TEXT PROVIDED:
####################


  8. One vital piece of information would be: of the 190,000 books published by ASI, how many authors have had significant book sales necessary to surpass the critical breakeven point and produced a financial profit for the author. Considering the outrageous prices of “marketing and publishing services,” it’s a sure bet that more than 95% of their authors aren’t even close to earning a return on their cash investment to publish their books. In recent years the POD publishing model has changed to one where the publishing service makes a profit even if no books are sold.

  9. According to this article in PW, just one-third of ASI's revenue comes from the sale of marketing services, with another third coming from the sale of publishing services and the final third coming from consumer book sales. That made me go "hmmm"…I would have expected that marketing would represent a greater share, and that consumer book sales would be a lot smaller. Of course, one wonders what portion of those book sales are to the authors themselves.

  10. Another report I read said that 2/3rds of AS's income came from selling their [obscenely overpriced] marketing packages. So it isn't likely they'll stop selling them any time soon.

####################

SOURCE DATA:
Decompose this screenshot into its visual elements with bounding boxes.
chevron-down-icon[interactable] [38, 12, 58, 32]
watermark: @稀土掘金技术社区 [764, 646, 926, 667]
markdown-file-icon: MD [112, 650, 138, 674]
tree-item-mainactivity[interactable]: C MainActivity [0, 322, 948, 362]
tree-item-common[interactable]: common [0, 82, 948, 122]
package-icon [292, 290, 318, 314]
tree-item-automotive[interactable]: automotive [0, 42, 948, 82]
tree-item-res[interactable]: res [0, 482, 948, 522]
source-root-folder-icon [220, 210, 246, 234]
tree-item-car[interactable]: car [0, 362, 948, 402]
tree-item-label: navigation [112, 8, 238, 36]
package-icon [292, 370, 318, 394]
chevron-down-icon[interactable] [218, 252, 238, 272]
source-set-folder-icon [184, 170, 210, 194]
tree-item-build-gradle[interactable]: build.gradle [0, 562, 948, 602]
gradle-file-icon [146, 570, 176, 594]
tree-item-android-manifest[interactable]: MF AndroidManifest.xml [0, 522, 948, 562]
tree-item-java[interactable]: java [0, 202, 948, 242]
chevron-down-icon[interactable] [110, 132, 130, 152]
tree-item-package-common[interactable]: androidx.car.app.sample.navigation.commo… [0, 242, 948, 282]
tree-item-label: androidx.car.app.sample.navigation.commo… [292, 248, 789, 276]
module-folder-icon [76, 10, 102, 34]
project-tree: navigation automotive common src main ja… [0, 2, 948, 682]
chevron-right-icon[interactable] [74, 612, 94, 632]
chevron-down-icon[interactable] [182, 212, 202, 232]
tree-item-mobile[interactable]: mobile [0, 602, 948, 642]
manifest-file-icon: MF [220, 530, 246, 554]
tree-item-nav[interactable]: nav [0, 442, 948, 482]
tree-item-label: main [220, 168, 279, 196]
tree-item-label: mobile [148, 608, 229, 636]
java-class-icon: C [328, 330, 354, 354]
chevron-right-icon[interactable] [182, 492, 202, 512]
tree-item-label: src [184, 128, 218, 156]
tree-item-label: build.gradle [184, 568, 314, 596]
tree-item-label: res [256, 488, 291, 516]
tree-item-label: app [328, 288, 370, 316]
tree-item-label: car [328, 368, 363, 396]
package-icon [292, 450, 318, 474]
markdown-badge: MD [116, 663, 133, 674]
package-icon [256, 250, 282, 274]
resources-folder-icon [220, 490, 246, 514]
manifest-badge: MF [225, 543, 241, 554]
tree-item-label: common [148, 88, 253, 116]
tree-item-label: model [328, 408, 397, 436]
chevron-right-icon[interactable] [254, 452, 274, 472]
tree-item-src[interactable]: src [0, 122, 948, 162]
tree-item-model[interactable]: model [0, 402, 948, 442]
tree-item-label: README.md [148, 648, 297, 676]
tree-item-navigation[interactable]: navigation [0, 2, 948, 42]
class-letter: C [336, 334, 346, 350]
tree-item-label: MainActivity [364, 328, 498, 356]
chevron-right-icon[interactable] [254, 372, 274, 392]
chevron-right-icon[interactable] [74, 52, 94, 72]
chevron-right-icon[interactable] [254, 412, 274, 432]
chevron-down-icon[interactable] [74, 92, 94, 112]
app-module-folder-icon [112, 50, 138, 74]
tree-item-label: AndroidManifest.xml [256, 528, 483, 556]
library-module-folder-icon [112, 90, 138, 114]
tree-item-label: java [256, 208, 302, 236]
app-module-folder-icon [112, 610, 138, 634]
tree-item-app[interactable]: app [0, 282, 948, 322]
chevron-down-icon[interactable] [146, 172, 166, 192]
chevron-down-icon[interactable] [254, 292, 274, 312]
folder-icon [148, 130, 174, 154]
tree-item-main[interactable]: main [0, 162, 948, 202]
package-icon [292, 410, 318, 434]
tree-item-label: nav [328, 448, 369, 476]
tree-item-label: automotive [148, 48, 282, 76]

####################

PROMPT 1:
Update the passage of the ASI comments between "8. One vital" and "books are sold.", inclusive, writing "print-on-demand publishing model" where it reads "POD publishing model".
PROMPT 2:
According to the ASI comments, why isn't the company likely to stop selling its marketing packages any time soon? Answer in one to three sentences.
Rely only on the ASI comments for what comes next.

TASK RESULT 1:
8. One vital piece of information would be: of the 190,000 books published by ASI, how many authors have had significant book sales necessary to surpass the critical breakeven point and produced a financial profit for the author. Considering the outrageous prices of “marketing and publishing services,” it’s a sure bet that more than 95% of their authors aren’t even close to earning a return on their cash investment to publish their books. In recent years the print-on-demand publishing model has changed to one where the publishing service makes a profit even if no books are sold.

TASK RESULT 2:
A report said that two-thirds of the company's income came from selling its marketing packages.